Collected data
☆ ☆ ☆ ☆ ☆ ☆ ☆

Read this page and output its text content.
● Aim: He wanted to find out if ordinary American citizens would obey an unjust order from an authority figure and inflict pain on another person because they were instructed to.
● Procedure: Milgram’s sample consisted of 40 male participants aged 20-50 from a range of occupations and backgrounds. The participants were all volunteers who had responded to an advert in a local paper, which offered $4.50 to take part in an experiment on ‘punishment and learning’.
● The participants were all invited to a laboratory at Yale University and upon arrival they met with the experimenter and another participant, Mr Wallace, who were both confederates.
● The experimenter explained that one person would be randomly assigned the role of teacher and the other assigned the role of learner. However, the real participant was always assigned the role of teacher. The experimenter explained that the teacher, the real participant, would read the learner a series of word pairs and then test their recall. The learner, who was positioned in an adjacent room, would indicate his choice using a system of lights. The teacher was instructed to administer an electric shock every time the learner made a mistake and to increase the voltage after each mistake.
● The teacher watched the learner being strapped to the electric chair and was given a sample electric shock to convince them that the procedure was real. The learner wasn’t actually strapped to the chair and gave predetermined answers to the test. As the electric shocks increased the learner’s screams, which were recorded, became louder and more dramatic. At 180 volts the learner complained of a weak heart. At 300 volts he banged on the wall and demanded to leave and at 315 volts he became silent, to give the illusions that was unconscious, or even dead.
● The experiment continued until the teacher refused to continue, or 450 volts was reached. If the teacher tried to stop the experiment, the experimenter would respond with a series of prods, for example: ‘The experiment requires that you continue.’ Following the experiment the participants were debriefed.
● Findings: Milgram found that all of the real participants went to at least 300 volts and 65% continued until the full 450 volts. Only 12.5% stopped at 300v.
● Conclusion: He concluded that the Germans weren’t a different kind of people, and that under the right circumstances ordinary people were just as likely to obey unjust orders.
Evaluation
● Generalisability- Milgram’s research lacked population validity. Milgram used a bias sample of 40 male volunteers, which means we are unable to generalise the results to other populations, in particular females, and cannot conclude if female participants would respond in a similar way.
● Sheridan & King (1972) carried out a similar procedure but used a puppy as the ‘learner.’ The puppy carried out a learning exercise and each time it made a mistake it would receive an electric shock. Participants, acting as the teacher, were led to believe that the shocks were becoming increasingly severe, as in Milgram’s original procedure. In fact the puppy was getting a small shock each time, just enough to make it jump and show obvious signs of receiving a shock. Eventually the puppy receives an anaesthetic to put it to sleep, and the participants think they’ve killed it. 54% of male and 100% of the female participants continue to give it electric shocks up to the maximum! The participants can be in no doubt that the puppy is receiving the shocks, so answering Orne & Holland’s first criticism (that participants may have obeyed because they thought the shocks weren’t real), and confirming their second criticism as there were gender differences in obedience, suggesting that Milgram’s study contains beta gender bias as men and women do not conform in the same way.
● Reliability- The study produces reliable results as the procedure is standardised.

☆ ☆ ☆ ☆ ☆ ☆ ☆

TO BE DONE: Print every entry exactly as written.

EXERCISE ANSWER:
Read this page and output its text content.
● Aim: He wanted to find out if ordinary American citizens would obey an unjust order from an authority figure and inflict pain on another person because they were instructed to.
● Procedure: Milgram’s sample consisted of 40 male participants aged 20-50 from a range of occupations and backgrounds. The participants were all volunteers who had responded to an advert in a local paper, which offered $4.50 to take part in an experiment on ‘punishment and learning’.
● The participants were all invited to a laboratory at Yale University and upon arrival they met with the experimenter and another participant, Mr Wallace, who were both confederates.
● The experimenter explained that one person would be randomly assigned the role of teacher and the other assigned the role of learner. However, the real participant was always assigned the role of teacher. The experimenter explained that the teacher, the real participant, would read the learner a series of word pairs and then test their recall. The learner, who was positioned in an adjacent room, would indicate his choice using a system of lights. The teacher was instructed to administer an electric shock every time the learner made a mistake and to increase the voltage after each mistake.
● The teacher watched the learner being strapped to the electric chair and was given a sample electric shock to convince them that the procedure was real. The learner wasn’t actually strapped to the chair and gave predetermined answers to the test. As the electric shocks increased the learner’s screams, which were recorded, became louder and more dramatic. At 180 volts the learner complained of a weak heart. At 300 volts he banged on the wall and demanded to leave and at 315 volts he became silent, to give the illusions that was unconscious, or even dead.
● The experiment continued until the teacher refused to continue, or 450 volts was reached. If the teacher tried to stop the experiment, the experimenter would respond with a series of prods, for example: ‘The experiment requires that you continue.’ Following the experiment the participants were debriefed.
● Findings: Milgram found that all of the real participants went to at least 300 volts and 65% continued until the full 450 volts. Only 12.5% stopped at 300v.
● Conclusion: He concluded that the Germans weren’t a different kind of people, and that under the right circumstances ordinary people were just as likely to obey unjust orders.
Evaluation
● Generalisability- Milgram’s research lacked population validity. Milgram used a bias sample of 40 male volunteers, which means we are unable to generalise the results to other populations, in particular females, and cannot conclude if female participants would respond in a similar way.
● Sheridan & King (1972) carried out a similar procedure but used a puppy as the ‘learner.’ The puppy carried out a learning exercise and each time it made a mistake it would receive an electric shock. Participants, acting as the teacher, were led to believe that the shocks were becoming increasingly severe, as in Milgram’s original procedure. In fact the puppy was getting a small shock each time, just enough to make it jump and show obvious signs of receiving a shock. Eventually the puppy receives an anaesthetic to put it to sleep, and the participants think they’ve killed it. 54% of male and 100% of the female participants continue to give it electric shocks up to the maximum! The participants can be in no doubt that the puppy is receiving the shocks, so answering Orne & Holland’s first criticism (that participants may have obeyed because they thought the shocks weren’t real), and confirming their second criticism as there were gender differences in obedience, suggesting that Milgram’s study contains beta gender bias as men and women do not conform in the same way.
● Reliability- The study produces reliable results as the procedure is standardised.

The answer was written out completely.